* BEGIN Task data *

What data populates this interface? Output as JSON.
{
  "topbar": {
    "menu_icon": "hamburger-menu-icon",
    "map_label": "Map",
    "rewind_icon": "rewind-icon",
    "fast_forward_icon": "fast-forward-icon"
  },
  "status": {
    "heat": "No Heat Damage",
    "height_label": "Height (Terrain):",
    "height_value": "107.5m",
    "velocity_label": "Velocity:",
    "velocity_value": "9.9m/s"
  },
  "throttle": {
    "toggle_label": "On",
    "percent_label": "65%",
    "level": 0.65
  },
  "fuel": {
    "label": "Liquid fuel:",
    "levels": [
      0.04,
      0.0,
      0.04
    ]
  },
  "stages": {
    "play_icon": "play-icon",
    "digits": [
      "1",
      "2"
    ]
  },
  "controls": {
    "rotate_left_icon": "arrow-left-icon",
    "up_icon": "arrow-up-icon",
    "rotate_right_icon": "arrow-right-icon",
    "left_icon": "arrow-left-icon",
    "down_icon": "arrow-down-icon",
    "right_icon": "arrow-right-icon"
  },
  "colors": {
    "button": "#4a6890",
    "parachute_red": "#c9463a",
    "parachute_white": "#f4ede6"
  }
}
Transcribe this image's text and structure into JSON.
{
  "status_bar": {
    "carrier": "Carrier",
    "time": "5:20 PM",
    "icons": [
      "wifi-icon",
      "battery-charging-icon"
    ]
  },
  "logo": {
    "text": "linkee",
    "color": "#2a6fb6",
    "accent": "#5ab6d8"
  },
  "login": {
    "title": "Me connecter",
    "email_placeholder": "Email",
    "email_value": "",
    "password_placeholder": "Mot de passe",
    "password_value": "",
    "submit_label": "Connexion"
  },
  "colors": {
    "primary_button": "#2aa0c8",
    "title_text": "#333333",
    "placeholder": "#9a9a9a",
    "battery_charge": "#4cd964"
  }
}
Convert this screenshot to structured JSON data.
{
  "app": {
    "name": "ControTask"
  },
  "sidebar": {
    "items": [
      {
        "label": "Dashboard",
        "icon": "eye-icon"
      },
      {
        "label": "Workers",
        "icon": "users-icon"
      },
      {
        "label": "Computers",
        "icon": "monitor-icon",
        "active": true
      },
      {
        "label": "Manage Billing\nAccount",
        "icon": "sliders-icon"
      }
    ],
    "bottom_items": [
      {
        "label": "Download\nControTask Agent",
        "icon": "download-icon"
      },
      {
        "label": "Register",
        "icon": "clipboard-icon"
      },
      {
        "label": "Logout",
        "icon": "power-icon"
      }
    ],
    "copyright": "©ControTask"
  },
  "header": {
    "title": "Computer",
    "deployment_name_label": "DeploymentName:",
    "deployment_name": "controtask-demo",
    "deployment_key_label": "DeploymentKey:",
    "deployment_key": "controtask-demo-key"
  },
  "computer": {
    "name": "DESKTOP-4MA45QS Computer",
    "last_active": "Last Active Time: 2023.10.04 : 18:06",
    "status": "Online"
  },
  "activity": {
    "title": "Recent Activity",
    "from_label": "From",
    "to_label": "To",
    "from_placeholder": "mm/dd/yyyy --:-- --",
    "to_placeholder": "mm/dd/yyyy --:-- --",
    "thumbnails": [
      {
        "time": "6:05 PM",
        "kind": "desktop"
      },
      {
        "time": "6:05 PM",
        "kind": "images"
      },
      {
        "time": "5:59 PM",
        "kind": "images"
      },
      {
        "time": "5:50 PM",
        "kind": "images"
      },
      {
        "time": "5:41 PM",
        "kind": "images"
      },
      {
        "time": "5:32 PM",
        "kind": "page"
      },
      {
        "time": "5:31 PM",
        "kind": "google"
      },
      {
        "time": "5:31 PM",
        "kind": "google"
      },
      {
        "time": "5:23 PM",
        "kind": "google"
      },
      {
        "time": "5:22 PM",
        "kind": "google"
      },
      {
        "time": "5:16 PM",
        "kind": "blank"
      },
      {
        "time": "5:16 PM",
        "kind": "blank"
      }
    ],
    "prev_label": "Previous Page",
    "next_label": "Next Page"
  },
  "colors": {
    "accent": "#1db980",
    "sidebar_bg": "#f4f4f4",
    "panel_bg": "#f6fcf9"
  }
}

* END Task data *

# Requirements
Every record should be repeated exactly; please leave none out.

# Correct response
What data populates this interface? Output as JSON.
{
  "topbar": {
    "menu_icon": "hamburger-menu-icon",
    "map_label": "Map",
    "rewind_icon": "rewind-icon",
    "fast_forward_icon": "fast-forward-icon"
  },
  "status": {
    "heat": "No Heat Damage",
    "height_label": "Height (Terrain):",
    "height_value": "107.5m",
    "velocity_label": "Velocity:",
    "velocity_value": "9.9m/s"
  },
  "throttle": {
    "toggle_label": "On",
    "percent_label": "65%",
    "level": 0.65
  },
  "fuel": {
    "label": "Liquid fuel:",
    "levels": [
      0.04,
      0.0,
      0.04
    ]
  },
  "stages": {
    "play_icon": "play-icon",
    "digits": [
      "1",
      "2"
    ]
  },
  "controls": {
    "rotate_left_icon": "arrow-left-icon",
    "up_icon": "arrow-up-icon",
    "rotate_right_icon": "arrow-right-icon",
    "left_icon": "arrow-left-icon",
    "down_icon": "arrow-down-icon",
    "right_icon": "arrow-right-icon"
  },
  "colors": {
    "button": "#4a6890",
    "parachute_red": "#c9463a",
    "parachute_white": "#f4ede6"
  }
}
Transcribe this image's text and structure into JSON.
{
  "status_bar": {
    "carrier": "Carrier",
    "time": "5:20 PM",
    "icons": [
      "wifi-icon",
      "battery-charging-icon"
    ]
  },
  "logo": {
    "text": "linkee",
    "color": "#2a6fb6",
    "accent": "#5ab6d8"
  },
  "login": {
    "title": "Me connecter",
    "email_placeholder": "Email",
    "email_value": "",
    "password_placeholder": "Mot de passe",
    "password_value": "",
    "submit_label": "Connexion"
  },
  "colors": {
    "primary_button": "#2aa0c8",
    "title_text": "#333333",
    "placeholder": "#9a9a9a",
    "battery_charge": "#4cd964"
  }
}
Convert this screenshot to structured JSON data.
{
  "app": {
    "name": "ControTask"
  },
  "sidebar": {
    "items": [
      {
        "label": "Dashboard",
        "icon": "eye-icon"
      },
      {
        "label": "Workers",
        "icon": "users-icon"
      },
      {
        "label": "Computers",
        "icon": "monitor-icon",
        "active": true
      },
      {
        "label": "Manage Billing\nAccount",
        "icon": "sliders-icon"
      }
    ],
    "bottom_items": [
      {
        "label": "Download\nControTask Agent",
        "icon": "download-icon"
      },
      {
        "label": "Register",
        "icon": "clipboard-icon"
      },
      {
        "label": "Logout",
        "icon": "power-icon"
      }
    ],
    "copyright": "©ControTask"
  },
  "header": {
    "title": "Computer",
    "deployment_name_label": "DeploymentName:",
    "deployment_name": "controtask-demo",
    "deployment_key_label": "DeploymentKey:",
    "deployment_key": "controtask-demo-key"
  },
  "computer": {
    "name": "DESKTOP-4MA45QS Computer",
    "last_active": "Last Active Time: 2023.10.04 : 18:06",
    "status": "Online"
  },
  "activity": {
    "title": "Recent Activity",
    "from_label": "From",
    "to_label": "To",
    "from_placeholder": "mm/dd/yyyy --:-- --",
    "to_placeholder": "mm/dd/yyyy --:-- --",
    "thumbnails": [
      {
        "time": "6:05 PM",
        "kind": "desktop"
      },
      {
        "time": "6:05 PM",
        "kind": "images"
      },
      {
        "time": "5:59 PM",
        "kind": "images"
      },
      {
        "time": "5:50 PM",
        "kind": "images"
      },
      {
        "time": "5:41 PM",
        "kind": "images"
      },
      {
        "time": "5:32 PM",
        "kind": "page"
      },
      {
        "time": "5:31 PM",
        "kind": "google"
      },
      {
        "time": "5:31 PM",
        "kind": "google"
      },
      {
        "time": "5:23 PM",
        "kind": "google"
      },
      {
        "time": "5:22 PM",
        "kind": "google"
      },
      {
        "time": "5:16 PM",
        "kind": "blank"
      },
      {
        "time": "5:16 PM",
        "kind": "blank"
      }
    ],
    "prev_label": "Previous Page",
    "next_label": "Next Page"
  },
  "colors": {
    "accent": "#1db980",
    "sidebar_bg": "#f4f4f4",
    "panel_bg": "#f6fcf9"
  }
}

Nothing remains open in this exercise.